Task
Wherever the string "沉痛悼念刘欢" appears in the listing, copy that line.

━━━━

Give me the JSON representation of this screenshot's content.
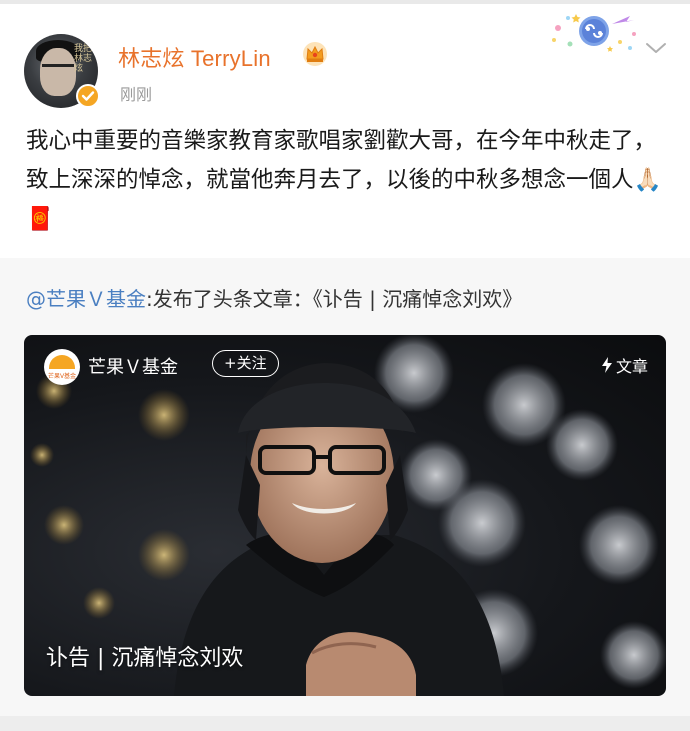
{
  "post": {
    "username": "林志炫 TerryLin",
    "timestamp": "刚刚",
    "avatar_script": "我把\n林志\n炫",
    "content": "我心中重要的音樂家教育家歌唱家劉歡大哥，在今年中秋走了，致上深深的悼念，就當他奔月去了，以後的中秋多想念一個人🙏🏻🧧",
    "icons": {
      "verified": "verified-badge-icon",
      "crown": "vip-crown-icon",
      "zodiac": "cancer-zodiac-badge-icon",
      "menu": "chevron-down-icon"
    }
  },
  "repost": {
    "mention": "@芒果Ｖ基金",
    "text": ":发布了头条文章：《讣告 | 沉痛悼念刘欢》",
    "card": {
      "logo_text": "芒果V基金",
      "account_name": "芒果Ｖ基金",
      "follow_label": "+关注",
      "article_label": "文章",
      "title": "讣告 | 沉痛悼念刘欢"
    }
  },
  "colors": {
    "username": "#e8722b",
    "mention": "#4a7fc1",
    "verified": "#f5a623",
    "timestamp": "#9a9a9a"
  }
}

━━━━

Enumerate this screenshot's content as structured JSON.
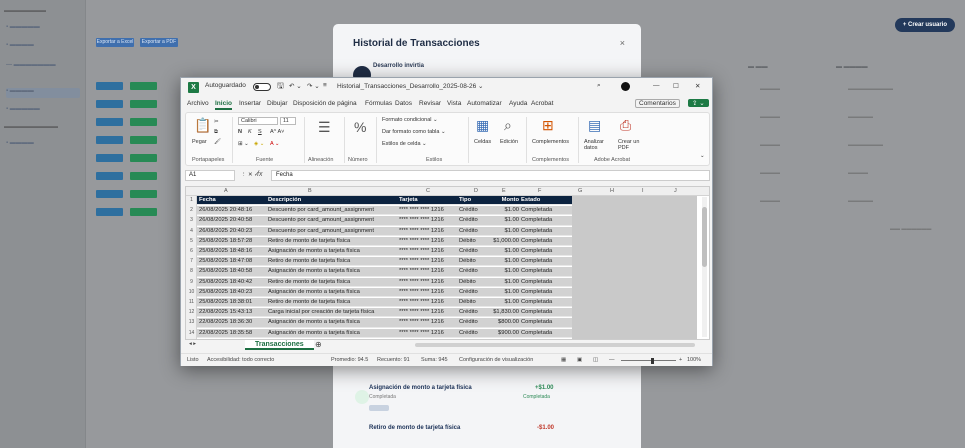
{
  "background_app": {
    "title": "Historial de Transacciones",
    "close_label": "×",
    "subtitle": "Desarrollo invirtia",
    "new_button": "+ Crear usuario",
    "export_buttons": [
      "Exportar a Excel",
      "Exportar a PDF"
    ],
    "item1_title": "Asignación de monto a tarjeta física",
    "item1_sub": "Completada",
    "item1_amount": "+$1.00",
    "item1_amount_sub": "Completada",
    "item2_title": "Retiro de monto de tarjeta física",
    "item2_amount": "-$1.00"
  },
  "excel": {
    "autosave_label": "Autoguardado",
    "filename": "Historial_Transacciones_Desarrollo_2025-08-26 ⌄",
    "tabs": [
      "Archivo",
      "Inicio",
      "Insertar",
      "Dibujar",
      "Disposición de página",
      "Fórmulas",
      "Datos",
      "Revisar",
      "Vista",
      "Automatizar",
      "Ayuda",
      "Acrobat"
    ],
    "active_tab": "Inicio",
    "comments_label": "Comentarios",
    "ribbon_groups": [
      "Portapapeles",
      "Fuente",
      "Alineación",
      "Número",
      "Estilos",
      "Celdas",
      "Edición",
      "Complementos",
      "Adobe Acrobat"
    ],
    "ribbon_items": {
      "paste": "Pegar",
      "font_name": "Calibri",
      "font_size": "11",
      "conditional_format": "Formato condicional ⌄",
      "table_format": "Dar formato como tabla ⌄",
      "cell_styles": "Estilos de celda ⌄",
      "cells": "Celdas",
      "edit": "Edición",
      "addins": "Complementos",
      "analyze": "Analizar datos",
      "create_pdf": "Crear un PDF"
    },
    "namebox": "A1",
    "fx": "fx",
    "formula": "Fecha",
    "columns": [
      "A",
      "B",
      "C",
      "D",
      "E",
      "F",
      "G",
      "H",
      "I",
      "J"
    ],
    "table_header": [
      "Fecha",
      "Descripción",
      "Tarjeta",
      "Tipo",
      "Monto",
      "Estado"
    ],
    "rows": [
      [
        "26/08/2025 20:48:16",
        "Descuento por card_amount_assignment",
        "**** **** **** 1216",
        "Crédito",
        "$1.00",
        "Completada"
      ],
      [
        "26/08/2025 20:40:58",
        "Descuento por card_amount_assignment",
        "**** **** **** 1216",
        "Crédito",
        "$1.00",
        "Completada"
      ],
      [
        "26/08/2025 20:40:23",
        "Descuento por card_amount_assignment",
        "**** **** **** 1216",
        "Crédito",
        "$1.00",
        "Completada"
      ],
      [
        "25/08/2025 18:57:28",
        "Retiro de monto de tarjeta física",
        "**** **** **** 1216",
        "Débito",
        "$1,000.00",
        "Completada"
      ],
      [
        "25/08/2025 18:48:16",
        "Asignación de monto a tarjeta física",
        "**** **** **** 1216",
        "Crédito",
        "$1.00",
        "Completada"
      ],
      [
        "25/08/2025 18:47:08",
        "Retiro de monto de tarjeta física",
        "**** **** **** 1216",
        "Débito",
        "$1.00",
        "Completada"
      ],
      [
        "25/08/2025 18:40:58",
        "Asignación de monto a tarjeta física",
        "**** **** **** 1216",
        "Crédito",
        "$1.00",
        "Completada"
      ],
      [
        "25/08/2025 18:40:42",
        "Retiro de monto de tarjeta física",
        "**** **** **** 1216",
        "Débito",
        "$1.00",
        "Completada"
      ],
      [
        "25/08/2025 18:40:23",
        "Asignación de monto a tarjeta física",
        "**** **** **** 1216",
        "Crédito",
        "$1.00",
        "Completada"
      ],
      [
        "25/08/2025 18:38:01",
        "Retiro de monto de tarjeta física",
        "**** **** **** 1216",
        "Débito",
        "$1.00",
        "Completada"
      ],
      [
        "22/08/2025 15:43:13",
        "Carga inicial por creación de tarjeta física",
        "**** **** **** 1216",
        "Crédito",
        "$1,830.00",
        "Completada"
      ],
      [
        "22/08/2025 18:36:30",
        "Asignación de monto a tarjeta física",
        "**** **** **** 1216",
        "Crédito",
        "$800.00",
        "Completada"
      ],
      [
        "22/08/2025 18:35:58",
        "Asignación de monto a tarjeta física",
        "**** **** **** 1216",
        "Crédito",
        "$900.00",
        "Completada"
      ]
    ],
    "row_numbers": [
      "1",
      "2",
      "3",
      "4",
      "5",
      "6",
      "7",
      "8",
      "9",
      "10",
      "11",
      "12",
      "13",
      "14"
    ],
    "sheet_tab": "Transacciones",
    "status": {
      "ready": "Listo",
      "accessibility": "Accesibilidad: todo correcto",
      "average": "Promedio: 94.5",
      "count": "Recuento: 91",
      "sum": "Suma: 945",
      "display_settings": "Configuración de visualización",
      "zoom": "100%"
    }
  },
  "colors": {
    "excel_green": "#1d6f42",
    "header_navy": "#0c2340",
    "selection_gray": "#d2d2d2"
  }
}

━━━━

The output
    "text": ":发布了头条文章：《讣告 | 沉痛悼念刘欢》",
      "title": "讣告 | 沉痛悼念刘欢"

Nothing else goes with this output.